# To do
Print out the entries below with no edits.

++++ Supplied entries ++++

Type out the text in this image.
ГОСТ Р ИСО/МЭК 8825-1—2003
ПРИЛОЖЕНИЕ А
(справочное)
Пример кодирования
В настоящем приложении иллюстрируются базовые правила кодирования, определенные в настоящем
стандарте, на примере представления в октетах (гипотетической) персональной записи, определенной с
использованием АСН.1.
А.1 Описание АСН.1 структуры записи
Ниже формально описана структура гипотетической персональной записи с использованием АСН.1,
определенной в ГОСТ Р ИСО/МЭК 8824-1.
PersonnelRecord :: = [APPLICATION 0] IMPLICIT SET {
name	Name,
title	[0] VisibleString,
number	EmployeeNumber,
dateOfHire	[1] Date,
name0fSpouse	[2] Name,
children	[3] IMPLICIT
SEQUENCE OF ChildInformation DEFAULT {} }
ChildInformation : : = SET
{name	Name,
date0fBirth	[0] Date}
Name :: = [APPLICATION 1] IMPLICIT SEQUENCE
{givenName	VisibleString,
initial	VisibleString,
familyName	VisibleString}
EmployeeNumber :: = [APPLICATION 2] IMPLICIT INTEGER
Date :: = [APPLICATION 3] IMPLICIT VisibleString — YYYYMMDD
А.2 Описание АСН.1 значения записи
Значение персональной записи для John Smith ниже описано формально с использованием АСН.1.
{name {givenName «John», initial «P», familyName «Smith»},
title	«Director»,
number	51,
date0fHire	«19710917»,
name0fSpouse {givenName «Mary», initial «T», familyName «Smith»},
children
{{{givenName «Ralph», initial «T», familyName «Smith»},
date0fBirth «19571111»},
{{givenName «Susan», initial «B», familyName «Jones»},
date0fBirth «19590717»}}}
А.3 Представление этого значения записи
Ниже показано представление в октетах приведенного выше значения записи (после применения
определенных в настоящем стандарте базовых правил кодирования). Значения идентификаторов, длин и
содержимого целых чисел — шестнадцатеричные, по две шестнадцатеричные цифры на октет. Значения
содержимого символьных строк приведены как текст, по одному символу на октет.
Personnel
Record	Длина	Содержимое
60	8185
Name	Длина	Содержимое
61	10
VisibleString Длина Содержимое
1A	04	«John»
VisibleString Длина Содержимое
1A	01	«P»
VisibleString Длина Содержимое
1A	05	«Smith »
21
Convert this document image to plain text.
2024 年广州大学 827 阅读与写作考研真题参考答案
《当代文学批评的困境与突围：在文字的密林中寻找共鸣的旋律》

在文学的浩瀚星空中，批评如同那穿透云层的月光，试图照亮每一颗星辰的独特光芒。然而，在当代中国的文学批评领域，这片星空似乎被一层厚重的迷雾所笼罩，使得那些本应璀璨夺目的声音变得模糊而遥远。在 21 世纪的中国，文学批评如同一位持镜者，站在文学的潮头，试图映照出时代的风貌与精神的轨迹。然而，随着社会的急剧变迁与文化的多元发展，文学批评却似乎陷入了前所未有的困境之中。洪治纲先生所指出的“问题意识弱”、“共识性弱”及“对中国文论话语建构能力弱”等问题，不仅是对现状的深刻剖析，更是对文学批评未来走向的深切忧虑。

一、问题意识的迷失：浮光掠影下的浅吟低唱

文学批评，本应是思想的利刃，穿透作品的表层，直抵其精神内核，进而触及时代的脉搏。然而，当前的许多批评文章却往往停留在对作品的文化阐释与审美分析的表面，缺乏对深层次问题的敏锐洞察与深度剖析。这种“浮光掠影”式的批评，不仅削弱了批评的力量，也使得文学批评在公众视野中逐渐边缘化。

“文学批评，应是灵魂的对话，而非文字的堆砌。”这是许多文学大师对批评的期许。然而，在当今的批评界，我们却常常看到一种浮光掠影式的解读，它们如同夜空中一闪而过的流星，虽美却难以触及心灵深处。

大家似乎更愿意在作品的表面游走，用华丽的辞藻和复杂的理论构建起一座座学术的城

++++

# Result for this exercise
Type out the text in this image.
ГОСТ Р ИСО/МЭК 8825-1—2003
ПРИЛОЖЕНИЕ А
(справочное)
Пример кодирования
В настоящем приложении иллюстрируются базовые правила кодирования, определенные в настоящем
стандарте, на примере представления в октетах (гипотетической) персональной записи, определенной с
использованием АСН.1.
А.1 Описание АСН.1 структуры записи
Ниже формально описана структура гипотетической персональной записи с использованием АСН.1,
определенной в ГОСТ Р ИСО/МЭК 8824-1.
PersonnelRecord :: = [APPLICATION 0] IMPLICIT SET {
name	Name,
title	[0] VisibleString,
number	EmployeeNumber,
dateOfHire	[1] Date,
name0fSpouse	[2] Name,
children	[3] IMPLICIT
SEQUENCE OF ChildInformation DEFAULT {} }
ChildInformation : : = SET
{name	Name,
date0fBirth	[0] Date}
Name :: = [APPLICATION 1] IMPLICIT SEQUENCE
{givenName	VisibleString,
initial	VisibleString,
familyName	VisibleString}
EmployeeNumber :: = [APPLICATION 2] IMPLICIT INTEGER
Date :: = [APPLICATION 3] IMPLICIT VisibleString — YYYYMMDD
А.2 Описание АСН.1 значения записи
Значение персональной записи для John Smith ниже описано формально с использованием АСН.1.
{name {givenName «John», initial «P», familyName «Smith»},
title	«Director»,
number	51,
date0fHire	«19710917»,
name0fSpouse {givenName «Mary», initial «T», familyName «Smith»},
children
{{{givenName «Ralph», initial «T», familyName «Smith»},
date0fBirth «19571111»},
{{givenName «Susan», initial «B», familyName «Jones»},
date0fBirth «19590717»}}}
А.3 Представление этого значения записи
Ниже показано представление в октетах приведенного выше значения записи (после применения
определенных в настоящем стандарте базовых правил кодирования). Значения идентификаторов, длин и
содержимого целых чисел — шестнадцатеричные, по две шестнадцатеричные цифры на октет. Значения
содержимого символьных строк приведены как текст, по одному символу на октет.
Personnel
Record	Длина	Содержимое
60	8185
Name	Длина	Содержимое
61	10
VisibleString Длина Содержимое
1A	04	«John»
VisibleString Длина Содержимое
1A	01	«P»
VisibleString Длина Содержимое
1A	05	«Smith »
21
Convert this document image to plain text.
2024 年广州大学 827 阅读与写作考研真题参考答案
《当代文学批评的困境与突围：在文字的密林中寻找共鸣的旋律》

在文学的浩瀚星空中，批评如同那穿透云层的月光，试图照亮每一颗星辰的独特光芒。然而，在当代中国的文学批评领域，这片星空似乎被一层厚重的迷雾所笼罩，使得那些本应璀璨夺目的声音变得模糊而遥远。在 21 世纪的中国，文学批评如同一位持镜者，站在文学的潮头，试图映照出时代的风貌与精神的轨迹。然而，随着社会的急剧变迁与文化的多元发展，文学批评却似乎陷入了前所未有的困境之中。洪治纲先生所指出的“问题意识弱”、“共识性弱”及“对中国文论话语建构能力弱”等问题，不仅是对现状的深刻剖析，更是对文学批评未来走向的深切忧虑。

一、问题意识的迷失：浮光掠影下的浅吟低唱

文学批评，本应是思想的利刃，穿透作品的表层，直抵其精神内核，进而触及时代的脉搏。然而，当前的许多批评文章却往往停留在对作品的文化阐释与审美分析的表面，缺乏对深层次问题的敏锐洞察与深度剖析。这种“浮光掠影”式的批评，不仅削弱了批评的力量，也使得文学批评在公众视野中逐渐边缘化。

“文学批评，应是灵魂的对话，而非文字的堆砌。”这是许多文学大师对批评的期许。然而，在当今的批评界，我们却常常看到一种浮光掠影式的解读，它们如同夜空中一闪而过的流星，虽美却难以触及心灵深处。

大家似乎更愿意在作品的表面游走，用华丽的辞藻和复杂的理论构建起一座座学术的城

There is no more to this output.